Copy all the data exactly, except the pictures.

__Exercise inputs__.
□ □ □ □

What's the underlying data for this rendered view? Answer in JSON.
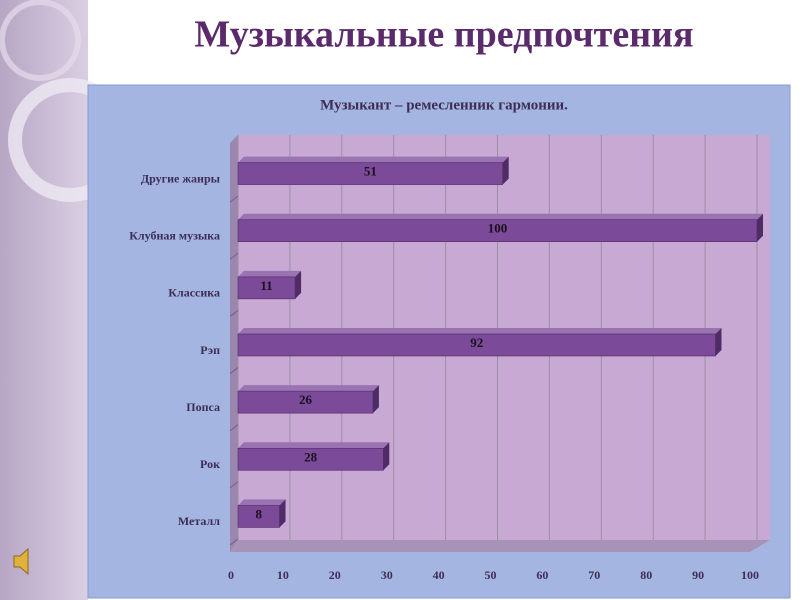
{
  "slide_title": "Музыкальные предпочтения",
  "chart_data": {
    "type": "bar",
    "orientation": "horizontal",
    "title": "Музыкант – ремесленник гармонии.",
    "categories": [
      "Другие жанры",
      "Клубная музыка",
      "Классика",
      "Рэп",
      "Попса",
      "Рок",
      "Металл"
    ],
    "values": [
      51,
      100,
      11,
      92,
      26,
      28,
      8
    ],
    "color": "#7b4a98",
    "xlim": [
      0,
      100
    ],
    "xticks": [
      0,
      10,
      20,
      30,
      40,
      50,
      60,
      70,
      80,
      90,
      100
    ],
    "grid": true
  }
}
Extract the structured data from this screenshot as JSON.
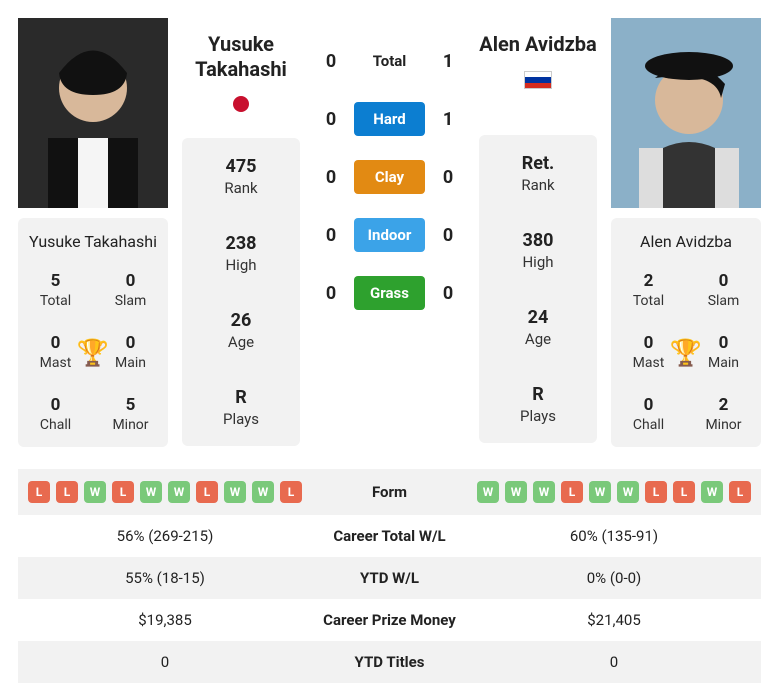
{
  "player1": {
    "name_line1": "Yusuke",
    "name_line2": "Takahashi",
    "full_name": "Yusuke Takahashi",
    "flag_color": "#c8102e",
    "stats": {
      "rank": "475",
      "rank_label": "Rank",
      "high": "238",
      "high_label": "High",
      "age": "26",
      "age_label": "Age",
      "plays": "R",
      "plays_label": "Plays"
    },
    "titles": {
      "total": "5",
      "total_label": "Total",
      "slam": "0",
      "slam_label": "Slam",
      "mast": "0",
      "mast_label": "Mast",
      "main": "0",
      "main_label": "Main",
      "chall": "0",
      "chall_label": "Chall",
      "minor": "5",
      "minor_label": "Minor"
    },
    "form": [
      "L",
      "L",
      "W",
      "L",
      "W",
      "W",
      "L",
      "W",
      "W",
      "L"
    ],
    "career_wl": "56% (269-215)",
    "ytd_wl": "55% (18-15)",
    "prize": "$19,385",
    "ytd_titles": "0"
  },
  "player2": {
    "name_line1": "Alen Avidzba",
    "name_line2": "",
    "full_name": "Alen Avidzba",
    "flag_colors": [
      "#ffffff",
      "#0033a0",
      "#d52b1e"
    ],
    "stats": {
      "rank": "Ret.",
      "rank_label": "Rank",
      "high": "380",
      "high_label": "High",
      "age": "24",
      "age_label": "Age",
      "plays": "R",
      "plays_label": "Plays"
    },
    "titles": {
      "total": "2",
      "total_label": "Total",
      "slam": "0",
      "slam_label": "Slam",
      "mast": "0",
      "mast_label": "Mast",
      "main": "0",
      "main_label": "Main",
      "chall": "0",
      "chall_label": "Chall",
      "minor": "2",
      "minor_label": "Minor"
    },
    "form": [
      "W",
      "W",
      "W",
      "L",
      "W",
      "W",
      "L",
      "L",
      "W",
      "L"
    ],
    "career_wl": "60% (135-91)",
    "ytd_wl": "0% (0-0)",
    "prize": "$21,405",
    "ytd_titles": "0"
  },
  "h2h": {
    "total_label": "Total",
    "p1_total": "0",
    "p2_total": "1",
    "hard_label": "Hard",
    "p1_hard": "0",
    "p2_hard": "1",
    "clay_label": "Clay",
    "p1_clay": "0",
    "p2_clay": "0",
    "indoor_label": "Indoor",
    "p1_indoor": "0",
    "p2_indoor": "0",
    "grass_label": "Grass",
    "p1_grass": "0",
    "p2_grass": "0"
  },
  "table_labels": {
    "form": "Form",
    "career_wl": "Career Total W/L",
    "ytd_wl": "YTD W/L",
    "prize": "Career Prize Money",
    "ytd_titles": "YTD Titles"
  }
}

□ □ □ □

__Response to this task__.
What's the underlying data for this rendered view? Answer in JSON.
{
  "slide_title": "Музыкальные предпочтения",
  "chart_data": {
    "type": "bar",
    "orientation": "horizontal",
    "title": "Музыкант – ремесленник гармонии.",
    "categories": [
      "Другие жанры",
      "Клубная музыка",
      "Классика",
      "Рэп",
      "Попса",
      "Рок",
      "Металл"
    ],
    "values": [
      51,
      100,
      11,
      92,
      26,
      28,
      8
    ],
    "color": "#7b4a98",
    "xlim": [
      0,
      100
    ],
    "xticks": [
      0,
      10,
      20,
      30,
      40,
      50,
      60,
      70,
      80,
      90,
      100
    ],
    "grid": true
  }
}
Extract the structured data from this screenshot as JSON.
{
  "player1": {
    "name_line1": "Yusuke",
    "name_line2": "Takahashi",
    "full_name": "Yusuke Takahashi",
    "flag_color": "#c8102e",
    "stats": {
      "rank": "475",
      "rank_label": "Rank",
      "high": "238",
      "high_label": "High",
      "age": "26",
      "age_label": "Age",
      "plays": "R",
      "plays_label": "Plays"
    },
    "titles": {
      "total": "5",
      "total_label": "Total",
      "slam": "0",
      "slam_label": "Slam",
      "mast": "0",
      "mast_label": "Mast",
      "main": "0",
      "main_label": "Main",
      "chall": "0",
      "chall_label": "Chall",
      "minor": "5",
      "minor_label": "Minor"
    },
    "form": [
      "L",
      "L",
      "W",
      "L",
      "W",
      "W",
      "L",
      "W",
      "W",
      "L"
    ],
    "career_wl": "56% (269-215)",
    "ytd_wl": "55% (18-15)",
    "prize": "$19,385",
    "ytd_titles": "0"
  },
  "player2": {
    "name_line1": "Alen Avidzba",
    "name_line2": "",
    "full_name": "Alen Avidzba",
    "flag_colors": [
      "#ffffff",
      "#0033a0",
      "#d52b1e"
    ],
    "stats": {
      "rank": "Ret.",
      "rank_label": "Rank",
      "high": "380",
      "high_label": "High",
      "age": "24",
      "age_label": "Age",
      "plays": "R",
      "plays_label": "Plays"
    },
    "titles": {
      "total": "2",
      "total_label": "Total",
      "slam": "0",
      "slam_label": "Slam",
      "mast": "0",
      "mast_label": "Mast",
      "main": "0",
      "main_label": "Main",
      "chall": "0",
      "chall_label": "Chall",
      "minor": "2",
      "minor_label": "Minor"
    },
    "form": [
      "W",
      "W",
      "W",
      "L",
      "W",
      "W",
      "L",
      "L",
      "W",
      "L"
    ],
    "career_wl": "60% (135-91)",
    "ytd_wl": "0% (0-0)",
    "prize": "$21,405",
    "ytd_titles": "0"
  },
  "h2h": {
    "total_label": "Total",
    "p1_total": "0",
    "p2_total": "1",
    "hard_label": "Hard",
    "p1_hard": "0",
    "p2_hard": "1",
    "clay_label": "Clay",
    "p1_clay": "0",
    "p2_clay": "0",
    "indoor_label": "Indoor",
    "p1_indoor": "0",
    "p2_indoor": "0",
    "grass_label": "Grass",
    "p1_grass": "0",
    "p2_grass": "0"
  },
  "table_labels": {
    "form": "Form",
    "career_wl": "Career Total W/L",
    "ytd_wl": "YTD W/L",
    "prize": "Career Prize Money",
    "ytd_titles": "YTD Titles"
  }
}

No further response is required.